* **WRITTEN INSTRUCTION**
Every entry needs to be reproduced exactly.

* **THE INPUT**
## Begin

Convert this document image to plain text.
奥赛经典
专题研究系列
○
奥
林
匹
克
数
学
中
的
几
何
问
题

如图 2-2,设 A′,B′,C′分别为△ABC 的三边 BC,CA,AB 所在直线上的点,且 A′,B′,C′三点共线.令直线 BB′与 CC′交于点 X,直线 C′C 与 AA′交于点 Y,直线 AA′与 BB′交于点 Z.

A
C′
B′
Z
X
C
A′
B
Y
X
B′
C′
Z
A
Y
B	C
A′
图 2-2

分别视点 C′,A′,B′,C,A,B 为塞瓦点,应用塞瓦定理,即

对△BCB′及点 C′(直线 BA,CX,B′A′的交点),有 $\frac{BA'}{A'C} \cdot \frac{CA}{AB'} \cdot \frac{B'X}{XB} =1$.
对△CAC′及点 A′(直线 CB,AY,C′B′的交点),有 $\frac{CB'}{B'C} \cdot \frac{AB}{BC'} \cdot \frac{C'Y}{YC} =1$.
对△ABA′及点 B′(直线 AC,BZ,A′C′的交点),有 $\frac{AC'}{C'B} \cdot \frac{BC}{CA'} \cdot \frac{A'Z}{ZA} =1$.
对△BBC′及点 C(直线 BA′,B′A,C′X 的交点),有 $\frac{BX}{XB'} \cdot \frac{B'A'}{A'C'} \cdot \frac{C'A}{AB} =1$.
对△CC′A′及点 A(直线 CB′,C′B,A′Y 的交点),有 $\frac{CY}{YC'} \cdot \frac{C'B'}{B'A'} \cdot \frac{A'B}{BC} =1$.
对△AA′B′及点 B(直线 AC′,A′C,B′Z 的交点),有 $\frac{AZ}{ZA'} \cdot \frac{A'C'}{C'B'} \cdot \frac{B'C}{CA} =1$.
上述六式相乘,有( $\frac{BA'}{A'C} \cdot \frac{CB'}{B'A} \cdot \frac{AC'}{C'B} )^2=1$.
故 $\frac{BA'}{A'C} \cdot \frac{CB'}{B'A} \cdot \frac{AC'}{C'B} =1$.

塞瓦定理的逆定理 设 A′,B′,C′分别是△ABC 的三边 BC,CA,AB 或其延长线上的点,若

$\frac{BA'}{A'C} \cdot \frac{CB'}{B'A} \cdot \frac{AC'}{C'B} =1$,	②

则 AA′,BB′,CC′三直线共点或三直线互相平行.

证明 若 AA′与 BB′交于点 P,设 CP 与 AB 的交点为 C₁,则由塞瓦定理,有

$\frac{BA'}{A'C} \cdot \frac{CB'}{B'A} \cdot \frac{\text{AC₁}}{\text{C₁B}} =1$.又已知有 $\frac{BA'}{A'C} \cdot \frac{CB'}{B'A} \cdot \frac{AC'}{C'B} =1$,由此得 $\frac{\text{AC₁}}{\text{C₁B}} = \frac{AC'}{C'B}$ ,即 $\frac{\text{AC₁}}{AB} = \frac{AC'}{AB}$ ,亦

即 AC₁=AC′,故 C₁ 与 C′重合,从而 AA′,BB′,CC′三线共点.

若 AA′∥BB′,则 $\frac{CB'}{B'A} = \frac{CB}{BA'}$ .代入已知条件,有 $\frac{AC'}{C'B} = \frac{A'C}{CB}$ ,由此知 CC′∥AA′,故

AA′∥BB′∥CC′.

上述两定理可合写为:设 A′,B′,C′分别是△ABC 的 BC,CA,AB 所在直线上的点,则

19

## End

* **REPLY TO THE TASK**
Convert this document image to plain text.
奥赛经典
专题研究系列
○
奥
林
匹
克
数
学
中
的
几
何
问
题

如图 2-2,设 A′,B′,C′分别为△ABC 的三边 BC,CA,AB 所在直线上的点,且 A′,B′,C′三点共线.令直线 BB′与 CC′交于点 X,直线 C′C 与 AA′交于点 Y,直线 AA′与 BB′交于点 Z.

A
C′
B′
Z
X
C
A′
B
Y
X
B′
C′
Z
A
Y
B	C
A′
图 2-2

分别视点 C′,A′,B′,C,A,B 为塞瓦点,应用塞瓦定理,即

对△BCB′及点 C′(直线 BA,CX,B′A′的交点),有 $\frac{BA'}{A'C} \cdot \frac{CA}{AB'} \cdot \frac{B'X}{XB} =1$.
对△CAC′及点 A′(直线 CB,AY,C′B′的交点),有 $\frac{CB'}{B'C} \cdot \frac{AB}{BC'} \cdot \frac{C'Y}{YC} =1$.
对△ABA′及点 B′(直线 AC,BZ,A′C′的交点),有 $\frac{AC'}{C'B} \cdot \frac{BC}{CA'} \cdot \frac{A'Z}{ZA} =1$.
对△BBC′及点 C(直线 BA′,B′A,C′X 的交点),有 $\frac{BX}{XB'} \cdot \frac{B'A'}{A'C'} \cdot \frac{C'A}{AB} =1$.
对△CC′A′及点 A(直线 CB′,C′B,A′Y 的交点),有 $\frac{CY}{YC'} \cdot \frac{C'B'}{B'A'} \cdot \frac{A'B}{BC} =1$.
对△AA′B′及点 B(直线 AC′,A′C,B′Z 的交点),有 $\frac{AZ}{ZA'} \cdot \frac{A'C'}{C'B'} \cdot \frac{B'C}{CA} =1$.
上述六式相乘,有( $\frac{BA'}{A'C} \cdot \frac{CB'}{B'A} \cdot \frac{AC'}{C'B} )^2=1$.
故 $\frac{BA'}{A'C} \cdot \frac{CB'}{B'A} \cdot \frac{AC'}{C'B} =1$.

塞瓦定理的逆定理 设 A′,B′,C′分别是△ABC 的三边 BC,CA,AB 或其延长线上的点,若

$\frac{BA'}{A'C} \cdot \frac{CB'}{B'A} \cdot \frac{AC'}{C'B} =1$,	②

则 AA′,BB′,CC′三直线共点或三直线互相平行.

证明 若 AA′与 BB′交于点 P,设 CP 与 AB 的交点为 C₁,则由塞瓦定理,有

$\frac{BA'}{A'C} \cdot \frac{CB'}{B'A} \cdot \frac{\text{AC₁}}{\text{C₁B}} =1$.又已知有 $\frac{BA'}{A'C} \cdot \frac{CB'}{B'A} \cdot \frac{AC'}{C'B} =1$,由此得 $\frac{\text{AC₁}}{\text{C₁B}} = \frac{AC'}{C'B}$ ,即 $\frac{\text{AC₁}}{AB} = \frac{AC'}{AB}$ ,亦

即 AC₁=AC′,故 C₁ 与 C′重合,从而 AA′,BB′,CC′三线共点.

若 AA′∥BB′,则 $\frac{CB'}{B'A} = \frac{CB}{BA'}$ .代入已知条件,有 $\frac{AC'}{C'B} = \frac{A'C}{CB}$ ,由此知 CC′∥AA′,故

AA′∥BB′∥CC′.

上述两定理可合写为:设 A′,B′,C′分别是△ABC 的 BC,CA,AB 所在直线上的点,则

19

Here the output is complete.